**Aim**
Read the data and repeat all of it exactly.
— Begin —
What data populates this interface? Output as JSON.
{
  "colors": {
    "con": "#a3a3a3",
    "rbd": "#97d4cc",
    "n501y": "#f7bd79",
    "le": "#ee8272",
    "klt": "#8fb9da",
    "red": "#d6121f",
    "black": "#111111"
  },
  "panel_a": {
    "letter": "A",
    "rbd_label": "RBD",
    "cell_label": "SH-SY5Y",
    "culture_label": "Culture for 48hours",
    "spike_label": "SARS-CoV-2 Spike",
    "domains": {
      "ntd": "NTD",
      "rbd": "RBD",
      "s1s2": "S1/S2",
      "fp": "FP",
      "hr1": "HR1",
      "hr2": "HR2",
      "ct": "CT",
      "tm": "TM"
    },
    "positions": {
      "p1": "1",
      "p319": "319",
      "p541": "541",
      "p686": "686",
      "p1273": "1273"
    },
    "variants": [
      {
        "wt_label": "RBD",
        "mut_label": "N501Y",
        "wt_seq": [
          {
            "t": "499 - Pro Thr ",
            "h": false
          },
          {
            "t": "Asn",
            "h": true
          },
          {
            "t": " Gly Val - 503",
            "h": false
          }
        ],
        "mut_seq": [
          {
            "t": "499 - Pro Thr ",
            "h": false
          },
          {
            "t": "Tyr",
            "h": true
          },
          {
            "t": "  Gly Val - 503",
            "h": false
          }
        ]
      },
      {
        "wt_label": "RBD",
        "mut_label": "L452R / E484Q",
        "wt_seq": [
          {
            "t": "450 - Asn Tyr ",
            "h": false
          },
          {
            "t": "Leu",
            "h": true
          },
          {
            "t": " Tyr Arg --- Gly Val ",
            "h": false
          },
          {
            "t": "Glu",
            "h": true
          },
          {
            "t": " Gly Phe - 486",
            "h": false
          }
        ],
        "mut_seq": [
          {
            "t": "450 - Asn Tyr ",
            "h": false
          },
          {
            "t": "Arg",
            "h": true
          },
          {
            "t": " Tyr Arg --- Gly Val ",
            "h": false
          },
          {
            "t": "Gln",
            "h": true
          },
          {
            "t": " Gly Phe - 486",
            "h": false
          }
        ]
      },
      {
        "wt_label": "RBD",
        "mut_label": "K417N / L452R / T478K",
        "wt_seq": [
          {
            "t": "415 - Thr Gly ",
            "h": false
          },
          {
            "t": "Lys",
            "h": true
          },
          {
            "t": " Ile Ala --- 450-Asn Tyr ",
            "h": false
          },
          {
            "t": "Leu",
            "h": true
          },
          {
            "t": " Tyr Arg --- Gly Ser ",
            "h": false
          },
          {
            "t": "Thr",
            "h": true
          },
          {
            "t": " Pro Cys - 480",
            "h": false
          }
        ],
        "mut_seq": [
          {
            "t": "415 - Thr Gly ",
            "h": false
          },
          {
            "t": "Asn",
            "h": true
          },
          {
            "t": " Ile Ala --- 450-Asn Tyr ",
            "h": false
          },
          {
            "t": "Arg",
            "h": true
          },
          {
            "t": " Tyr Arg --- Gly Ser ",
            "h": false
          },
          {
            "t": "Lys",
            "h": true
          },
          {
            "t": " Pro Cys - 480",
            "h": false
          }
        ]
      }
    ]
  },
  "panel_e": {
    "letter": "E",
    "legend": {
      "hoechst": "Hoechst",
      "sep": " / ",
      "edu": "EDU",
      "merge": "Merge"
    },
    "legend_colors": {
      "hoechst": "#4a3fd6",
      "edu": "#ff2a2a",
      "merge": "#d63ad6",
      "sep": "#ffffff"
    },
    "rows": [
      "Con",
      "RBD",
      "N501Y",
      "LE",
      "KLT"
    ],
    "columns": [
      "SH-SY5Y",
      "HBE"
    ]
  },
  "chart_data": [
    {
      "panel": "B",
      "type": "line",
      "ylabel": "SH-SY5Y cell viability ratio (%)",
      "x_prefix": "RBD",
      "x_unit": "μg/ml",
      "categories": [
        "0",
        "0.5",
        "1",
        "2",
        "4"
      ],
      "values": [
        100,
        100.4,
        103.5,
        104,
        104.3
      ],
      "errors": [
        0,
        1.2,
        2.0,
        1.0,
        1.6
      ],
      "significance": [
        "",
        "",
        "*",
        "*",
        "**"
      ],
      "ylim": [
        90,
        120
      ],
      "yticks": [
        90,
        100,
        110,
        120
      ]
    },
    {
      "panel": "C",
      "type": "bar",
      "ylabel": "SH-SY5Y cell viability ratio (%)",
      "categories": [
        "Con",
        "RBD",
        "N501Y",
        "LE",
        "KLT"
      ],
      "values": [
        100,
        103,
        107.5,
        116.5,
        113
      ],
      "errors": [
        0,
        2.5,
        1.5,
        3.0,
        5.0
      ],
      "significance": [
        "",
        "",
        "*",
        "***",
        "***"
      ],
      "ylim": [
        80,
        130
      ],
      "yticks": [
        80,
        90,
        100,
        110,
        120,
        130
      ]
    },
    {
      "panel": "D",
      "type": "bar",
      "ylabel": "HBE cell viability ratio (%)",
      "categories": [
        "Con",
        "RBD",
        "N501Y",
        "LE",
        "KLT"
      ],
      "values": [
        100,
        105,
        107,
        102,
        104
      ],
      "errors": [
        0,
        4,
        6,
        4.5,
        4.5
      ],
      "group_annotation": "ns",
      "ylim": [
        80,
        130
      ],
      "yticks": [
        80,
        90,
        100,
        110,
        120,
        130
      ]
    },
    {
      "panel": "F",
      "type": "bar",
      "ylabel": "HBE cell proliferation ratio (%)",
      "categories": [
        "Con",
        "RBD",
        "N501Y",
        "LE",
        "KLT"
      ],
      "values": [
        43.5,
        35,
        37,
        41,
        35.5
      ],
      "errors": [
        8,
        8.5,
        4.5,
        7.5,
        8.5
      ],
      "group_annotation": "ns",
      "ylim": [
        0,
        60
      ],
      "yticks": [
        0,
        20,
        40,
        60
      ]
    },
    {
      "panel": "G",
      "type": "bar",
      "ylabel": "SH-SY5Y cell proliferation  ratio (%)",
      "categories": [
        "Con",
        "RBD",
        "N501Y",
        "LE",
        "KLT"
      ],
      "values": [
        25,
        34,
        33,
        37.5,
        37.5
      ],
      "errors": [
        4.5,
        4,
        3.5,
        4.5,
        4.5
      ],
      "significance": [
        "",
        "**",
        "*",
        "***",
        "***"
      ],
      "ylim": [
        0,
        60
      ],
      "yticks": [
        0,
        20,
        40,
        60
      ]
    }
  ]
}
— End —
**Task response**
What data populates this interface? Output as JSON.
{
  "colors": {
    "con": "#a3a3a3",
    "rbd": "#97d4cc",
    "n501y": "#f7bd79",
    "le": "#ee8272",
    "klt": "#8fb9da",
    "red": "#d6121f",
    "black": "#111111"
  },
  "panel_a": {
    "letter": "A",
    "rbd_label": "RBD",
    "cell_label": "SH-SY5Y",
    "culture_label": "Culture for 48hours",
    "spike_label": "SARS-CoV-2 Spike",
    "domains": {
      "ntd": "NTD",
      "rbd": "RBD",
      "s1s2": "S1/S2",
      "fp": "FP",
      "hr1": "HR1",
      "hr2": "HR2",
      "ct": "CT",
      "tm": "TM"
    },
    "positions": {
      "p1": "1",
      "p319": "319",
      "p541": "541",
      "p686": "686",
      "p1273": "1273"
    },
    "variants": [
      {
        "wt_label": "RBD",
        "mut_label": "N501Y",
        "wt_seq": [
          {
            "t": "499 - Pro Thr ",
            "h": false
          },
          {
            "t": "Asn",
            "h": true
          },
          {
            "t": " Gly Val - 503",
            "h": false
          }
        ],
        "mut_seq": [
          {
            "t": "499 - Pro Thr ",
            "h": false
          },
          {
            "t": "Tyr",
            "h": true
          },
          {
            "t": "  Gly Val - 503",
            "h": false
          }
        ]
      },
      {
        "wt_label": "RBD",
        "mut_label": "L452R / E484Q",
        "wt_seq": [
          {
            "t": "450 - Asn Tyr ",
            "h": false
          },
          {
            "t": "Leu",
            "h": true
          },
          {
            "t": " Tyr Arg --- Gly Val ",
            "h": false
          },
          {
            "t": "Glu",
            "h": true
          },
          {
            "t": " Gly Phe - 486",
            "h": false
          }
        ],
        "mut_seq": [
          {
            "t": "450 - Asn Tyr ",
            "h": false
          },
          {
            "t": "Arg",
            "h": true
          },
          {
            "t": " Tyr Arg --- Gly Val ",
            "h": false
          },
          {
            "t": "Gln",
            "h": true
          },
          {
            "t": " Gly Phe - 486",
            "h": false
          }
        ]
      },
      {
        "wt_label": "RBD",
        "mut_label": "K417N / L452R / T478K",
        "wt_seq": [
          {
            "t": "415 - Thr Gly ",
            "h": false
          },
          {
            "t": "Lys",
            "h": true
          },
          {
            "t": " Ile Ala --- 450-Asn Tyr ",
            "h": false
          },
          {
            "t": "Leu",
            "h": true
          },
          {
            "t": " Tyr Arg --- Gly Ser ",
            "h": false
          },
          {
            "t": "Thr",
            "h": true
          },
          {
            "t": " Pro Cys - 480",
            "h": false
          }
        ],
        "mut_seq": [
          {
            "t": "415 - Thr Gly ",
            "h": false
          },
          {
            "t": "Asn",
            "h": true
          },
          {
            "t": " Ile Ala --- 450-Asn Tyr ",
            "h": false
          },
          {
            "t": "Arg",
            "h": true
          },
          {
            "t": " Tyr Arg --- Gly Ser ",
            "h": false
          },
          {
            "t": "Lys",
            "h": true
          },
          {
            "t": " Pro Cys - 480",
            "h": false
          }
        ]
      }
    ]
  },
  "panel_e": {
    "letter": "E",
    "legend": {
      "hoechst": "Hoechst",
      "sep": " / ",
      "edu": "EDU",
      "merge": "Merge"
    },
    "legend_colors": {
      "hoechst": "#4a3fd6",
      "edu": "#ff2a2a",
      "merge": "#d63ad6",
      "sep": "#ffffff"
    },
    "rows": [
      "Con",
      "RBD",
      "N501Y",
      "LE",
      "KLT"
    ],
    "columns": [
      "SH-SY5Y",
      "HBE"
    ]
  },
  "chart_data": [
    {
      "panel": "B",
      "type": "line",
      "ylabel": "SH-SY5Y cell viability ratio (%)",
      "x_prefix": "RBD",
      "x_unit": "μg/ml",
      "categories": [
        "0",
        "0.5",
        "1",
        "2",
        "4"
      ],
      "values": [
        100,
        100.4,
        103.5,
        104,
        104.3
      ],
      "errors": [
        0,
        1.2,
        2.0,
        1.0,
        1.6
      ],
      "significance": [
        "",
        "",
        "*",
        "*",
        "**"
      ],
      "ylim": [
        90,
        120
      ],
      "yticks": [
        90,
        100,
        110,
        120
      ]
    },
    {
      "panel": "C",
      "type": "bar",
      "ylabel": "SH-SY5Y cell viability ratio (%)",
      "categories": [
        "Con",
        "RBD",
        "N501Y",
        "LE",
        "KLT"
      ],
      "values": [
        100,
        103,
        107.5,
        116.5,
        113
      ],
      "errors": [
        0,
        2.5,
        1.5,
        3.0,
        5.0
      ],
      "significance": [
        "",
        "",
        "*",
        "***",
        "***"
      ],
      "ylim": [
        80,
        130
      ],
      "yticks": [
        80,
        90,
        100,
        110,
        120,
        130
      ]
    },
    {
      "panel": "D",
      "type": "bar",
      "ylabel": "HBE cell viability ratio (%)",
      "categories": [
        "Con",
        "RBD",
        "N501Y",
        "LE",
        "KLT"
      ],
      "values": [
        100,
        105,
        107,
        102,
        104
      ],
      "errors": [
        0,
        4,
        6,
        4.5,
        4.5
      ],
      "group_annotation": "ns",
      "ylim": [
        80,
        130
      ],
      "yticks": [
        80,
        90,
        100,
        110,
        120,
        130
      ]
    },
    {
      "panel": "F",
      "type": "bar",
      "ylabel": "HBE cell proliferation ratio (%)",
      "categories": [
        "Con",
        "RBD",
        "N501Y",
        "LE",
        "KLT"
      ],
      "values": [
        43.5,
        35,
        37,
        41,
        35.5
      ],
      "errors": [
        8,
        8.5,
        4.5,
        7.5,
        8.5
      ],
      "group_annotation": "ns",
      "ylim": [
        0,
        60
      ],
      "yticks": [
        0,
        20,
        40,
        60
      ]
    },
    {
      "panel": "G",
      "type": "bar",
      "ylabel": "SH-SY5Y cell proliferation  ratio (%)",
      "categories": [
        "Con",
        "RBD",
        "N501Y",
        "LE",
        "KLT"
      ],
      "values": [
        25,
        34,
        33,
        37.5,
        37.5
      ],
      "errors": [
        4.5,
        4,
        3.5,
        4.5,
        4.5
      ],
      "significance": [
        "",
        "**",
        "*",
        "***",
        "***"
      ],
      "ylim": [
        0,
        60
      ],
      "yticks": [
        0,
        20,
        40,
        60
      ]
    }
  ]
}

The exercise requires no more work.